**WRITTEN REQUEST:**
Extract the full set of records, then give each one again exactly.

━━━━━ PROVIDED DATA

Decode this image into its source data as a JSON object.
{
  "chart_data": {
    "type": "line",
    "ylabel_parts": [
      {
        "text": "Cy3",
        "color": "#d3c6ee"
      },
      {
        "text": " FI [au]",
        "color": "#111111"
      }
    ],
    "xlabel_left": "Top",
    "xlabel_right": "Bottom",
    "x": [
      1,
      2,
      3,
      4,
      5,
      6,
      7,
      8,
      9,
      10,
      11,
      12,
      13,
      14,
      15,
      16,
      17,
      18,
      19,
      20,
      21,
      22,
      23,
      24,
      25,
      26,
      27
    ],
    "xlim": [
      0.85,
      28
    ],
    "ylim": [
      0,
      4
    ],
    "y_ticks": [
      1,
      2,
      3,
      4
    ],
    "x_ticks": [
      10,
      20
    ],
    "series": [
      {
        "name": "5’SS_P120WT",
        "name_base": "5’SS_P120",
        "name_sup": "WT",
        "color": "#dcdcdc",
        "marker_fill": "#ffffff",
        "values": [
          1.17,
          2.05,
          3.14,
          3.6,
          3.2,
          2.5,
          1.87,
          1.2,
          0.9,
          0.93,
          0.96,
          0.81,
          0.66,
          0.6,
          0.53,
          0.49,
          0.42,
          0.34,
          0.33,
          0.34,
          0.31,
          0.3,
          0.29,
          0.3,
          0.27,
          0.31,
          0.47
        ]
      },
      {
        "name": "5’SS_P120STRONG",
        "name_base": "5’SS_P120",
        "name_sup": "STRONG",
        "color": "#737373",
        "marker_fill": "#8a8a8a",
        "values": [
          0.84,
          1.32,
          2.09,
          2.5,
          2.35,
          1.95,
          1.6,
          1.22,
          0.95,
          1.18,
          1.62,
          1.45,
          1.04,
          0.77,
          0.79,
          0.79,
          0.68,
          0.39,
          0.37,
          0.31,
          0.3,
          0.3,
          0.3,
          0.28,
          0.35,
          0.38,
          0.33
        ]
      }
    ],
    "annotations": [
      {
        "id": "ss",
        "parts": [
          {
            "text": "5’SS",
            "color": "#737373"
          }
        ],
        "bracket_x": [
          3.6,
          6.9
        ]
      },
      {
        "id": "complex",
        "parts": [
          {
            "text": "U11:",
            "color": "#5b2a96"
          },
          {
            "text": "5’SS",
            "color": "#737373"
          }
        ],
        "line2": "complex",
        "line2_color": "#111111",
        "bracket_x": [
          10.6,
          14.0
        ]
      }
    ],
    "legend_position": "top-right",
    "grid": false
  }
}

━━━━━━━━━━

**TASK OUTPUT:**
Decode this image into its source data as a JSON object.
{
  "chart_data": {
    "type": "line",
    "ylabel_parts": [
      {
        "text": "Cy3",
        "color": "#d3c6ee"
      },
      {
        "text": " FI [au]",
        "color": "#111111"
      }
    ],
    "xlabel_left": "Top",
    "xlabel_right": "Bottom",
    "x": [
      1,
      2,
      3,
      4,
      5,
      6,
      7,
      8,
      9,
      10,
      11,
      12,
      13,
      14,
      15,
      16,
      17,
      18,
      19,
      20,
      21,
      22,
      23,
      24,
      25,
      26,
      27
    ],
    "xlim": [
      0.85,
      28
    ],
    "ylim": [
      0,
      4
    ],
    "y_ticks": [
      1,
      2,
      3,
      4
    ],
    "x_ticks": [
      10,
      20
    ],
    "series": [
      {
        "name": "5’SS_P120WT",
        "name_base": "5’SS_P120",
        "name_sup": "WT",
        "color": "#dcdcdc",
        "marker_fill": "#ffffff",
        "values": [
          1.17,
          2.05,
          3.14,
          3.6,
          3.2,
          2.5,
          1.87,
          1.2,
          0.9,
          0.93,
          0.96,
          0.81,
          0.66,
          0.6,
          0.53,
          0.49,
          0.42,
          0.34,
          0.33,
          0.34,
          0.31,
          0.3,
          0.29,
          0.3,
          0.27,
          0.31,
          0.47
        ]
      },
      {
        "name": "5’SS_P120STRONG",
        "name_base": "5’SS_P120",
        "name_sup": "STRONG",
        "color": "#737373",
        "marker_fill": "#8a8a8a",
        "values": [
          0.84,
          1.32,
          2.09,
          2.5,
          2.35,
          1.95,
          1.6,
          1.22,
          0.95,
          1.18,
          1.62,
          1.45,
          1.04,
          0.77,
          0.79,
          0.79,
          0.68,
          0.39,
          0.37,
          0.31,
          0.3,
          0.3,
          0.3,
          0.28,
          0.35,
          0.38,
          0.33
        ]
      }
    ],
    "annotations": [
      {
        "id": "ss",
        "parts": [
          {
            "text": "5’SS",
            "color": "#737373"
          }
        ],
        "bracket_x": [
          3.6,
          6.9
        ]
      },
      {
        "id": "complex",
        "parts": [
          {
            "text": "U11:",
            "color": "#5b2a96"
          },
          {
            "text": "5’SS",
            "color": "#737373"
          }
        ],
        "line2": "complex",
        "line2_color": "#111111",
        "bracket_x": [
          10.6,
          14.0
        ]
      }
    ],
    "legend_position": "top-right",
    "grid": false
  }
}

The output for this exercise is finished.